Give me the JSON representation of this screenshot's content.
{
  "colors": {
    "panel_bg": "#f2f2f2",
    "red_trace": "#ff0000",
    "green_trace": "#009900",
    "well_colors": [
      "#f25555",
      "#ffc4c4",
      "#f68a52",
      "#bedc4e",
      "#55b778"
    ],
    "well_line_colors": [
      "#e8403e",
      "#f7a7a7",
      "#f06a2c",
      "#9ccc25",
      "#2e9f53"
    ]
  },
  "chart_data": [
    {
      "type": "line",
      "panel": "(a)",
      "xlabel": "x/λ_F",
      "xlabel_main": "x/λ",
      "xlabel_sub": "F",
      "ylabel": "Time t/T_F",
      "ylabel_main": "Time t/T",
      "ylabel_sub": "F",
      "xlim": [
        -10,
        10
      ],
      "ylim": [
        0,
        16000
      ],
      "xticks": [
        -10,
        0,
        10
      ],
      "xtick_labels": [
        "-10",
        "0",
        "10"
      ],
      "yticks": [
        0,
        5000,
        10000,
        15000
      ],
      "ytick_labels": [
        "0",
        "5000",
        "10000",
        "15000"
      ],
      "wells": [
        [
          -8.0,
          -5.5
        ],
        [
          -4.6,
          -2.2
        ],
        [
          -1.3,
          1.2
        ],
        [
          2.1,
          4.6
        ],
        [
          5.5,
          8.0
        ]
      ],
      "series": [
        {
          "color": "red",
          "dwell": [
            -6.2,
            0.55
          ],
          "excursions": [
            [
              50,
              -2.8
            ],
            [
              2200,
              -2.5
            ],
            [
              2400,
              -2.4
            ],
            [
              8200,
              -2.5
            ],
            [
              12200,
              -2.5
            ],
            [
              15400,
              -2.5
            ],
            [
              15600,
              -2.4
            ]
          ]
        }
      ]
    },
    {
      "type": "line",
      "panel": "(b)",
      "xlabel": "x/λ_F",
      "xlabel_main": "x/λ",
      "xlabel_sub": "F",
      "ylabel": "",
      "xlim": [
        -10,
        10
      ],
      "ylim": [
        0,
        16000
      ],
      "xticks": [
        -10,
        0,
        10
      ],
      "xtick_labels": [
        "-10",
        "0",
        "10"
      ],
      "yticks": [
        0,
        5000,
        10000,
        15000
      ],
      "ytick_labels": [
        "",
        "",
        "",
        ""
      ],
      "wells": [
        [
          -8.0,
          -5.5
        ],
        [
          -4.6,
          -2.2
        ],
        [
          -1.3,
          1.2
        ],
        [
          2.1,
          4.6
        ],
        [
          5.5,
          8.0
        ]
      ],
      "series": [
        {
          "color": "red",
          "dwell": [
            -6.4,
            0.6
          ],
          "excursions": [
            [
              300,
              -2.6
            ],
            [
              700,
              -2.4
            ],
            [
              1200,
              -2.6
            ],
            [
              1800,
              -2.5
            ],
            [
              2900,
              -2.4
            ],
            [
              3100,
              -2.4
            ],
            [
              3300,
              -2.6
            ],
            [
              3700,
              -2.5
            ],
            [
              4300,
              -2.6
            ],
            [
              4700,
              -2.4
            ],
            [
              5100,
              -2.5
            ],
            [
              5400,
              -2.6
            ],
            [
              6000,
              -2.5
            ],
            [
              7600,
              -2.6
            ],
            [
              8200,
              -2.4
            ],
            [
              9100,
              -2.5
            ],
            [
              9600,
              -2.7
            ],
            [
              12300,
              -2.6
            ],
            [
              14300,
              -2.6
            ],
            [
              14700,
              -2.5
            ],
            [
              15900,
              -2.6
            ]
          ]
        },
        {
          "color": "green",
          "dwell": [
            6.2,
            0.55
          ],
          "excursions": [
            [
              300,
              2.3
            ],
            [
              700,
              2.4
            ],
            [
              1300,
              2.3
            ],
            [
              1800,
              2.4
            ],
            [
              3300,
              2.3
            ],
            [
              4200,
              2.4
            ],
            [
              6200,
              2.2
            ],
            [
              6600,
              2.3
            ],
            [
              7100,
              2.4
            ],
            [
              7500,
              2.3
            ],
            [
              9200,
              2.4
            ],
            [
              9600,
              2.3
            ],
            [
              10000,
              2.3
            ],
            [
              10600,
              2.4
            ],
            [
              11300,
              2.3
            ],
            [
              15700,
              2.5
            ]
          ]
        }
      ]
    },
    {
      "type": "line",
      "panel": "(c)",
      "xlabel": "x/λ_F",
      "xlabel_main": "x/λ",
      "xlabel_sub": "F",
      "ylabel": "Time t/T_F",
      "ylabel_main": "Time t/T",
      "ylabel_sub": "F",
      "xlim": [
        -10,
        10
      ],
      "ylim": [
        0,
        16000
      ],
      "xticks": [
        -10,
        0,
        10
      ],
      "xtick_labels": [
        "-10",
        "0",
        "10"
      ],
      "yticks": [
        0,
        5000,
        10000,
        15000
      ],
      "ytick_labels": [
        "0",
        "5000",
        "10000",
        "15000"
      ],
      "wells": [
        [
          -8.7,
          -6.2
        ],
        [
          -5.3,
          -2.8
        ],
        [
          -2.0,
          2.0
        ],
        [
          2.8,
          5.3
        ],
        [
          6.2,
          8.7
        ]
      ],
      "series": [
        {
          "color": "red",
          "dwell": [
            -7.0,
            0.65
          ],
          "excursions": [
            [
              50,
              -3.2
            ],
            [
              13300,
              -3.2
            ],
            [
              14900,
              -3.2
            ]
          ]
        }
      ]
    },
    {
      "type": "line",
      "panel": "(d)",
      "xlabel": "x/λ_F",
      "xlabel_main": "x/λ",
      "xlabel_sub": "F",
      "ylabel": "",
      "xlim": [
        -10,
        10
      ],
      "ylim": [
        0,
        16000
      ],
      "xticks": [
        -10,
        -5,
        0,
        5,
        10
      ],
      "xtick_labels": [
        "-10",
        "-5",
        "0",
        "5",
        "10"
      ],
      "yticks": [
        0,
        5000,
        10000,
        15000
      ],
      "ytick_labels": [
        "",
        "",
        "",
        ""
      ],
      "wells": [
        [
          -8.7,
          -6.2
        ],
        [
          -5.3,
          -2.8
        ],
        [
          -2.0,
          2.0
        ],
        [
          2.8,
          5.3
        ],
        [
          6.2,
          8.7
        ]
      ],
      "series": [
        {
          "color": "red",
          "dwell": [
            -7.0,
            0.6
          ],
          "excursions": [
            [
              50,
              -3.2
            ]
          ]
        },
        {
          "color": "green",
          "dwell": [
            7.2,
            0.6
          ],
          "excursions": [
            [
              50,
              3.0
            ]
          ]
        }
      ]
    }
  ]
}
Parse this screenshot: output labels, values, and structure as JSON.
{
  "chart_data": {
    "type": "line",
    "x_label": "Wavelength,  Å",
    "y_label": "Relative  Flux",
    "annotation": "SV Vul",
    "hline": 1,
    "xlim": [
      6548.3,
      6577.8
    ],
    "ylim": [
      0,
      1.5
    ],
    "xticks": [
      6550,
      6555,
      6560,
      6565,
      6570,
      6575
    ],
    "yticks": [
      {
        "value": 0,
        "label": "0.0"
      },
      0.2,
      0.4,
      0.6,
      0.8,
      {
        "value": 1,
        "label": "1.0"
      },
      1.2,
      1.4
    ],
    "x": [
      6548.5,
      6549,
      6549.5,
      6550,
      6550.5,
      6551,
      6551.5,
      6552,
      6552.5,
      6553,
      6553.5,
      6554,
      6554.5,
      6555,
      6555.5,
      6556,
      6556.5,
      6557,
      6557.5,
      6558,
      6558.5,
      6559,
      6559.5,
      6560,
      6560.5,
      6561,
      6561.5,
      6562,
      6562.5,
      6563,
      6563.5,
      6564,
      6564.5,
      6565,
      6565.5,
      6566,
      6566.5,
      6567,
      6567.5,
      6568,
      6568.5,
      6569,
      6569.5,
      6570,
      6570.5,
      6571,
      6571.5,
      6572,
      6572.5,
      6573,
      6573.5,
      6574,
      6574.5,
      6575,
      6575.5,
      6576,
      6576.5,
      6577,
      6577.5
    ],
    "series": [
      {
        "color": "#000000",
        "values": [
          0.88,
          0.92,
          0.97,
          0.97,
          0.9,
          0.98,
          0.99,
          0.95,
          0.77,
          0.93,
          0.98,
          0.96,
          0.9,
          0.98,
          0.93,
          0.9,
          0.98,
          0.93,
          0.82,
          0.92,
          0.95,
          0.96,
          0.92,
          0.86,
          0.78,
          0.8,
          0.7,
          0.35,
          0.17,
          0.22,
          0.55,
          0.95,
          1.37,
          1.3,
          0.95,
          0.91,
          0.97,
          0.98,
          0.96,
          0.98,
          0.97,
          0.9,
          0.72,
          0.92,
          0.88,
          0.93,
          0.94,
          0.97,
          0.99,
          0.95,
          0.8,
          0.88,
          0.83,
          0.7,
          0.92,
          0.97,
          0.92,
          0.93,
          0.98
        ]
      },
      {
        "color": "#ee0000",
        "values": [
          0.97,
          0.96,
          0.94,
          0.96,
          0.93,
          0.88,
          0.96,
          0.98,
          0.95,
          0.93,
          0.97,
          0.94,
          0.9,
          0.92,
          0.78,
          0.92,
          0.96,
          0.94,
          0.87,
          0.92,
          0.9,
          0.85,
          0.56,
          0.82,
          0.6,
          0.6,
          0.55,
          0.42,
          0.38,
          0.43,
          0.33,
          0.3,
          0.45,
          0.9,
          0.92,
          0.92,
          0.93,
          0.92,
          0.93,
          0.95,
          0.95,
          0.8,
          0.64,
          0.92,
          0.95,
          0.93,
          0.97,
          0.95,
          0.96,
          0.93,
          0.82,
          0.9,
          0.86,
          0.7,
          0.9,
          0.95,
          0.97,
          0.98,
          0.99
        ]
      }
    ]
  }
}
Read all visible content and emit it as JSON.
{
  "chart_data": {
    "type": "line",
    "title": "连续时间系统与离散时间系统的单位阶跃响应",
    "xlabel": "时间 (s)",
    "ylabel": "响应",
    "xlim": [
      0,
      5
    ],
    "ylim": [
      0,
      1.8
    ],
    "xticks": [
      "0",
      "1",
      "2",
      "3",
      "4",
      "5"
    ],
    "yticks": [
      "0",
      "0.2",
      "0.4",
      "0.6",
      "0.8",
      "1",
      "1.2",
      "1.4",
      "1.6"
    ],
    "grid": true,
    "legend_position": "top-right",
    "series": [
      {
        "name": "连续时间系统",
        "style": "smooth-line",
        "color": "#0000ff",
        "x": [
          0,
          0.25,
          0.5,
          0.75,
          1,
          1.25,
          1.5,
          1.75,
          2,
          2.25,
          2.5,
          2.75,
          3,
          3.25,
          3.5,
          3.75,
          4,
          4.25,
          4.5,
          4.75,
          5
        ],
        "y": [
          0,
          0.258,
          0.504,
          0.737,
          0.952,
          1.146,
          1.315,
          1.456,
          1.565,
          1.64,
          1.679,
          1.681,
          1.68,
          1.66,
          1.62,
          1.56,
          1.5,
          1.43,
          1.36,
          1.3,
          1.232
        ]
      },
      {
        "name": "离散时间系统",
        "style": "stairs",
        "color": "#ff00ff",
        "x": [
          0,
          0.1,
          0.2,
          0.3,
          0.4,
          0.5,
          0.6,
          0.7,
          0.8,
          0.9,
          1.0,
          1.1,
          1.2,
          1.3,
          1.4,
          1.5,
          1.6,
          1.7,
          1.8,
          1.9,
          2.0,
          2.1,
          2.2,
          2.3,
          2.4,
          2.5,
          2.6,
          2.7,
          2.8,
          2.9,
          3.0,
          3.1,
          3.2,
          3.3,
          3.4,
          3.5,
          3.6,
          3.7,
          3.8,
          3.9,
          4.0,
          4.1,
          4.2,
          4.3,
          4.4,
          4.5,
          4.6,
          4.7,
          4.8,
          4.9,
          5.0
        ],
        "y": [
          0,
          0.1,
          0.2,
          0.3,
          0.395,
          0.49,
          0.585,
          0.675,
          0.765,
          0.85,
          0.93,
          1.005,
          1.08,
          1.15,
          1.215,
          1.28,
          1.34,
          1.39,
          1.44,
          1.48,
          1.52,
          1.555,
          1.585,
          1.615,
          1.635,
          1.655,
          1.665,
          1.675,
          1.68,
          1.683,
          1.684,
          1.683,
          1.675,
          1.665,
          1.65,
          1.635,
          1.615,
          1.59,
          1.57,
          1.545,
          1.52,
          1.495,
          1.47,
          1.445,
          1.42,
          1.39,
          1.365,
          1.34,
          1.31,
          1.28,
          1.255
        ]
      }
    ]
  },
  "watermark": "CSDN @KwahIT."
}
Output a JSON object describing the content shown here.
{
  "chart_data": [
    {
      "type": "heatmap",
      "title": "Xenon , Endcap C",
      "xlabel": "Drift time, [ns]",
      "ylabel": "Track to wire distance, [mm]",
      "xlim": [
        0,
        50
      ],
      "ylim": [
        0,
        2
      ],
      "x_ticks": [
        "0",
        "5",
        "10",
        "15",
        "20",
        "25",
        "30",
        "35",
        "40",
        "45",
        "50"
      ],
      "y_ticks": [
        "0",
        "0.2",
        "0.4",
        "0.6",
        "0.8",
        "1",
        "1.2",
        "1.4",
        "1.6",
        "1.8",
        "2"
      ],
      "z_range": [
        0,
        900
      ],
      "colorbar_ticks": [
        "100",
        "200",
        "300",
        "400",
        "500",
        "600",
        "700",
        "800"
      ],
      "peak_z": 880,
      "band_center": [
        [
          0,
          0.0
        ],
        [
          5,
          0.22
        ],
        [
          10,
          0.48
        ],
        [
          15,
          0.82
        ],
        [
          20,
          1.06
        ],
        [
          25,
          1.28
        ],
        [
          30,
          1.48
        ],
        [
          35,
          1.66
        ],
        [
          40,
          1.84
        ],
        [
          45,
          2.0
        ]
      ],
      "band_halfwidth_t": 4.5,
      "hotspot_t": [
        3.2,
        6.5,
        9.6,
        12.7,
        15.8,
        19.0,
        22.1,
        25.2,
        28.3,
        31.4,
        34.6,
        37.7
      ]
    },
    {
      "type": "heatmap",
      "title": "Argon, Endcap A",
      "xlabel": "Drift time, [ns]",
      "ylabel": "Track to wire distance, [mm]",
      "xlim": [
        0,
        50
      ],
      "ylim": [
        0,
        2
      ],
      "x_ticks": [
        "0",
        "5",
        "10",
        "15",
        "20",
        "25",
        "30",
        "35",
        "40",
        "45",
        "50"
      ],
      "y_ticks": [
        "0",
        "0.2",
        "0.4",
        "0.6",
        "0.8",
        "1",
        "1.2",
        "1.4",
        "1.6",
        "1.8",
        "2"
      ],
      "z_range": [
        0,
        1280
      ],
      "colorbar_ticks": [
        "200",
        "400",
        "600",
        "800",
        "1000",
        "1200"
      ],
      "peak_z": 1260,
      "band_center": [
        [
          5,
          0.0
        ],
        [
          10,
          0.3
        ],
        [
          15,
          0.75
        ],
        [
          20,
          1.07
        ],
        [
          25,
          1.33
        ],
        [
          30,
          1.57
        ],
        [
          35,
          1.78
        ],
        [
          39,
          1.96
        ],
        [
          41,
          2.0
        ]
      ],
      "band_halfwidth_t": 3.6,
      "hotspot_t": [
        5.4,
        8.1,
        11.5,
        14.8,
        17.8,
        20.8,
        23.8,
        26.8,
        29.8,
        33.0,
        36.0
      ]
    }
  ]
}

■ ■ ■ ■ ■ ■ ■

Required work:
Single out each line of the records above with the string "screenshot" in it, and copy it.

Completed exercise:
Give me the JSON representation of this screenshot's content.
Parse this screenshot: output labels, values, and structure as JSON.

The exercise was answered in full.